EXERCISE BRIEF:
Show, from the entries below, every line in which "Brotweizen" appears.

[Page text entries]
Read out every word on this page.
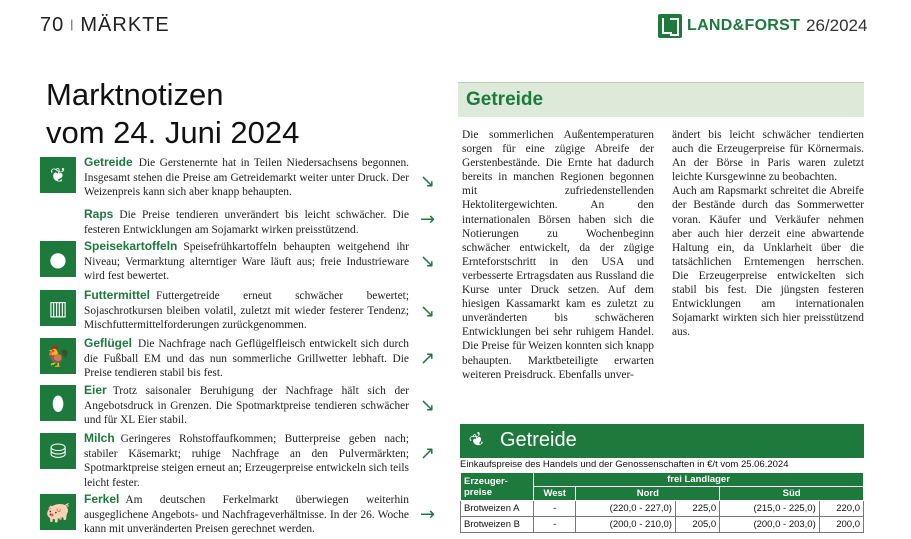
70 | MÄRKTE	LAND&FORST 26/2024
Marktnotizen
vom 24. Juni 2024
❦
Getreide Die Gerstenernte hat in Teilen Niedersachsens begonnen. Insgesamt stehen die Preise am Getreidemarkt weiter unter Druck. Der Weizenpreis kann sich aber knapp behaupten.
Raps Die Preise tendieren unverändert bis leicht schwächer. Die festeren Entwicklungen am Sojamarkt wirken preisstützend.
●
Speisekartoffeln Speisefrühkartoffeln behaupten weitgehend ihr Niveau; Vermarktung alterntiger Ware läuft aus; freie Industrieware wird fest bewertet.
▥
Futtermittel Futtergetreide erneut schwächer bewertet; Sojaschrotkursen bleiben volatil, zuletzt mit wieder festerer Tendenz; Mischfuttermittelforderungen zurückgenommen.
🐓
Geflügel Die Nachfrage nach Geflügelfleisch entwickelt sich durch die Fußball EM und das nun sommerliche Grillwetter lebhaft. Die Preise tendieren stabil bis fest.
⬮
Eier Trotz saisonaler Beruhigung der Nachfrage hält sich der Angebotsdruck in Grenzen. Die Spotmarktpreise tendieren schwächer und für XL Eier stabil.
⛁
Milch Geringeres Rohstoffaufkommen; Butterpreise geben nach; stabiler Käsemarkt; ruhige Nachfrage an den Pulvermärkten; Spotmarktpreise steigen erneut an; Erzeugerpreise entwickeln sich teils leicht fester.
🐖
Ferkel Am deutschen Ferkelmarkt überwiegen weiterhin ausgeglichene Angebots- und Nachfrageverhältnisse. In der 26. Woche kann mit unveränderten Preisen gerechnet werden.
↘
→
↘
↘
↗
↘
↗
→
Getreide

Die sommerlichen Außentemperaturen sorgen für eine zügige Abreife der Gerstenbestände. Die Ernte hat dadurch bereits in manchen Regionen begonnen mit zufriedenstellenden Hektolitergewichten. An den internationalen Börsen haben sich die Notierungen zu Wochenbeginn schwächer entwickelt, da der zügige Ernteforstschritt in den USA und verbesserte Ertragsdaten aus Russland die Kurse unter Druck setzen. Auf dem hiesigen Kassamarkt kam es zuletzt zu unveränderten bis schwächeren Entwicklungen bei sehr ruhigem Handel. Die Preise für Weizen konnten sich knapp behaupten. Marktbeteiligte erwarten weiteren Preisdruck. Ebenfalls unver-

ändert bis leicht schwächer tendierten auch die Erzeugerpreise für Körnermais. An der Börse in Paris waren zuletzt leichte Kursgewinne zu beobachten.

Auch am Rapsmarkt schreitet die Abreife der Bestände durch das Sommerwetter voran. Käufer und Verkäufer nehmen aber auch hier derzeit eine abwartende Haltung ein, da Unklarheit über die tatsächlichen Erntemengen herrschen. Die Erzeugerpreise entwickelten sich stabil bis fest. Die jüngsten festeren Entwicklungen am internationalen Sojamarkt wirkten sich hier preisstützend aus.

❦ Getreide
Einkaufspreise des Handels und der Genossenschaften in €/t vom 25.06.2024
Erzeuger-preise	frei Landlager				
	West	Nord		Süd	
Brotweizen A	-	(220,0 - 227,0)	225,0	(215,0 - 225,0)	220,0
Brotweizen B	-	(200,0 - 210,0)	205,0	(200,0 - 203,0)	200,0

SOLVED EXERCISE:
Brotweizen A	-	(220,0 - 227,0)	225,0	(215,0 - 225,0)	220,0
Brotweizen B	-	(200,0 - 210,0)	205,0	(200,0 - 203,0)	200,0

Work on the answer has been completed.